- **WHAT THIS TASK INVOLVES**
Rewrite the records below, changing every "median-marker" to "median-point" and leaving everything else the same.

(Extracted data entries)
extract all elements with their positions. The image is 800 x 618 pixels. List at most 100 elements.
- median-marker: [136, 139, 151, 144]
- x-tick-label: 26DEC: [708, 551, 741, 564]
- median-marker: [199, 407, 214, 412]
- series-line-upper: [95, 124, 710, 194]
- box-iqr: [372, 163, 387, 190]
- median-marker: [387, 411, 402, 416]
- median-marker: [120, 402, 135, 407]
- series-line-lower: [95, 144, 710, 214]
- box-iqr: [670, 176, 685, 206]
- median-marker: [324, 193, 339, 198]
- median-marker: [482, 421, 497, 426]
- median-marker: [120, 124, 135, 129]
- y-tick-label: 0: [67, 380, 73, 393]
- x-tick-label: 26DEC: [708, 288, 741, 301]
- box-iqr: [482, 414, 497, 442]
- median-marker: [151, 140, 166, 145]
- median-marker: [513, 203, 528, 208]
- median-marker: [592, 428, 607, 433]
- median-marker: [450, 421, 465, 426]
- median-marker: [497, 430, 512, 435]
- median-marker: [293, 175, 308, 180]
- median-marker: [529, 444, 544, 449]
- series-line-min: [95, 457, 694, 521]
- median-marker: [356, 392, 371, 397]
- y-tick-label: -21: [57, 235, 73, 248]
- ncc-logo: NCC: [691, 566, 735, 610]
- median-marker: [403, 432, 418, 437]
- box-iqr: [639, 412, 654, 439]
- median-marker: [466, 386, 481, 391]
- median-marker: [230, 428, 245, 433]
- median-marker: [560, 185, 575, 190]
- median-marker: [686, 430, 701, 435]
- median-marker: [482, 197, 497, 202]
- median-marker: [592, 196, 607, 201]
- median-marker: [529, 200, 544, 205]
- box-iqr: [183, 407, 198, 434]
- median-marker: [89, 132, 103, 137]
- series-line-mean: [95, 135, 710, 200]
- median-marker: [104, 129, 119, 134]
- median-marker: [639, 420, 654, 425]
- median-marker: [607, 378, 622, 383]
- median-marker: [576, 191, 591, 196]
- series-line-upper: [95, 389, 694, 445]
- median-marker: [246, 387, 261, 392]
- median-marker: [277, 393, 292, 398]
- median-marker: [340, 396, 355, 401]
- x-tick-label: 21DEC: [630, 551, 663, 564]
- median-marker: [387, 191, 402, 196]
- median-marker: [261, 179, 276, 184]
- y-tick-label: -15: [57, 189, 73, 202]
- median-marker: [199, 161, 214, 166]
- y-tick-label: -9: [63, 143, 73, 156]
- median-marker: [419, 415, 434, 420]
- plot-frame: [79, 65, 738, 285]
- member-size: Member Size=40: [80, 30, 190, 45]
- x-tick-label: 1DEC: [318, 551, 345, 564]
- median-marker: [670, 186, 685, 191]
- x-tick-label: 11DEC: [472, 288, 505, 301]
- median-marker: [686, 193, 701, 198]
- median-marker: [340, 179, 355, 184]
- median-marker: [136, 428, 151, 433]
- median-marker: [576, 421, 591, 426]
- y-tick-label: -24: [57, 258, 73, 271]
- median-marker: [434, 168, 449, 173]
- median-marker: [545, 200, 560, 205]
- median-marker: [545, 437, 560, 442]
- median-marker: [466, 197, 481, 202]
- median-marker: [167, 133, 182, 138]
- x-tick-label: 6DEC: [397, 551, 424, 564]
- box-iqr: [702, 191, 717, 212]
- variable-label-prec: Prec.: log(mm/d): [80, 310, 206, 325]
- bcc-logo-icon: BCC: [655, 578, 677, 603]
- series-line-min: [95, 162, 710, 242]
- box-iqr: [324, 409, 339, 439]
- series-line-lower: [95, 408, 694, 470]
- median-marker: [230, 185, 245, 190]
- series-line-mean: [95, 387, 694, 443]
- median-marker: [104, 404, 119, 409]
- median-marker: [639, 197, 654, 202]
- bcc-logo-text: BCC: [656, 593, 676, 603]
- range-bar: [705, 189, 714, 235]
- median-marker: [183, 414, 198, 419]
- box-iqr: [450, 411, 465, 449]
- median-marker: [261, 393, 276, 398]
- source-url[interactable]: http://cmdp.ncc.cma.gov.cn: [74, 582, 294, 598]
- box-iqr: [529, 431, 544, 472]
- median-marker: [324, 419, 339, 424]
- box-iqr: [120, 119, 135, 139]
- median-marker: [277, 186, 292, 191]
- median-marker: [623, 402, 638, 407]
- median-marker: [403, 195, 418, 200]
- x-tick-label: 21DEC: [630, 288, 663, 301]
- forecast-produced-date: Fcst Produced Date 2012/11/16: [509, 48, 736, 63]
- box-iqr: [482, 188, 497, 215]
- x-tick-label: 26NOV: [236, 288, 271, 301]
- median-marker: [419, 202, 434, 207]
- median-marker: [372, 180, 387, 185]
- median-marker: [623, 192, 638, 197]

- **SOLUTION FOR THIS EXERCISE**
extract all elements with their positions. The image is 800 x 618 pixels. List at most 100 elements.
- median-point: [136, 139, 151, 144]
- x-tick-label: 26DEC: [708, 551, 741, 564]
- median-point: [199, 407, 214, 412]
- series-line-upper: [95, 124, 710, 194]
- box-iqr: [372, 163, 387, 190]
- median-point: [387, 411, 402, 416]
- median-point: [120, 402, 135, 407]
- series-line-lower: [95, 144, 710, 214]
- box-iqr: [670, 176, 685, 206]
- median-point: [324, 193, 339, 198]
- median-point: [482, 421, 497, 426]
- median-point: [120, 124, 135, 129]
- y-tick-label: 0: [67, 380, 73, 393]
- x-tick-label: 26DEC: [708, 288, 741, 301]
- box-iqr: [482, 414, 497, 442]
- median-point: [151, 140, 166, 145]
- median-point: [513, 203, 528, 208]
- median-point: [592, 428, 607, 433]
- median-point: [450, 421, 465, 426]
- median-point: [497, 430, 512, 435]
- median-point: [293, 175, 308, 180]
- median-point: [529, 444, 544, 449]
- series-line-min: [95, 457, 694, 521]
- median-point: [356, 392, 371, 397]
- y-tick-label: -21: [57, 235, 73, 248]
- ncc-logo: NCC: [691, 566, 735, 610]
- median-point: [403, 432, 418, 437]
- box-iqr: [639, 412, 654, 439]
- median-point: [466, 386, 481, 391]
- median-point: [230, 428, 245, 433]
- median-point: [560, 185, 575, 190]
- median-point: [686, 430, 701, 435]
- median-point: [482, 197, 497, 202]
- median-point: [592, 196, 607, 201]
- median-point: [529, 200, 544, 205]
- box-iqr: [183, 407, 198, 434]
- median-point: [89, 132, 103, 137]
- series-line-mean: [95, 135, 710, 200]
- median-point: [104, 129, 119, 134]
- median-point: [639, 420, 654, 425]
- median-point: [607, 378, 622, 383]
- median-point: [576, 191, 591, 196]
- series-line-upper: [95, 389, 694, 445]
- median-point: [246, 387, 261, 392]
- median-point: [277, 393, 292, 398]
- median-point: [340, 396, 355, 401]
- x-tick-label: 21DEC: [630, 551, 663, 564]
- median-point: [387, 191, 402, 196]
- median-point: [261, 179, 276, 184]
- y-tick-label: -15: [57, 189, 73, 202]
- median-point: [199, 161, 214, 166]
- y-tick-label: -9: [63, 143, 73, 156]
- median-point: [419, 415, 434, 420]
- plot-frame: [79, 65, 738, 285]
- member-size: Member Size=40: [80, 30, 190, 45]
- x-tick-label: 1DEC: [318, 551, 345, 564]
- median-point: [670, 186, 685, 191]
- x-tick-label: 11DEC: [472, 288, 505, 301]
- median-point: [686, 193, 701, 198]
- median-point: [340, 179, 355, 184]
- median-point: [136, 428, 151, 433]
- median-point: [576, 421, 591, 426]
- y-tick-label: -24: [57, 258, 73, 271]
- median-point: [434, 168, 449, 173]
- median-point: [545, 200, 560, 205]
- median-point: [545, 437, 560, 442]
- median-point: [466, 197, 481, 202]
- median-point: [167, 133, 182, 138]
- x-tick-label: 6DEC: [397, 551, 424, 564]
- box-iqr: [702, 191, 717, 212]
- variable-label-prec: Prec.: log(mm/d): [80, 310, 206, 325]
- bcc-logo-icon: BCC: [655, 578, 677, 603]
- series-line-min: [95, 162, 710, 242]
- box-iqr: [324, 409, 339, 439]
- series-line-lower: [95, 408, 694, 470]
- median-point: [230, 185, 245, 190]
- series-line-mean: [95, 387, 694, 443]
- median-point: [104, 404, 119, 409]
- median-point: [639, 197, 654, 202]
- bcc-logo-text: BCC: [656, 593, 676, 603]
- range-bar: [705, 189, 714, 235]
- median-point: [183, 414, 198, 419]
- box-iqr: [450, 411, 465, 449]
- median-point: [261, 393, 276, 398]
- source-url[interactable]: http://cmdp.ncc.cma.gov.cn: [74, 582, 294, 598]
- box-iqr: [529, 431, 544, 472]
- median-point: [324, 419, 339, 424]
- box-iqr: [120, 119, 135, 139]
- median-point: [277, 186, 292, 191]
- median-point: [623, 402, 638, 407]
- median-point: [403, 195, 418, 200]
- x-tick-label: 21DEC: [630, 288, 663, 301]
- forecast-produced-date: Fcst Produced Date 2012/11/16: [509, 48, 736, 63]
- box-iqr: [482, 188, 497, 215]
- x-tick-label: 26NOV: [236, 288, 271, 301]
- median-point: [419, 202, 434, 207]
- median-point: [372, 180, 387, 185]
- median-point: [623, 192, 638, 197]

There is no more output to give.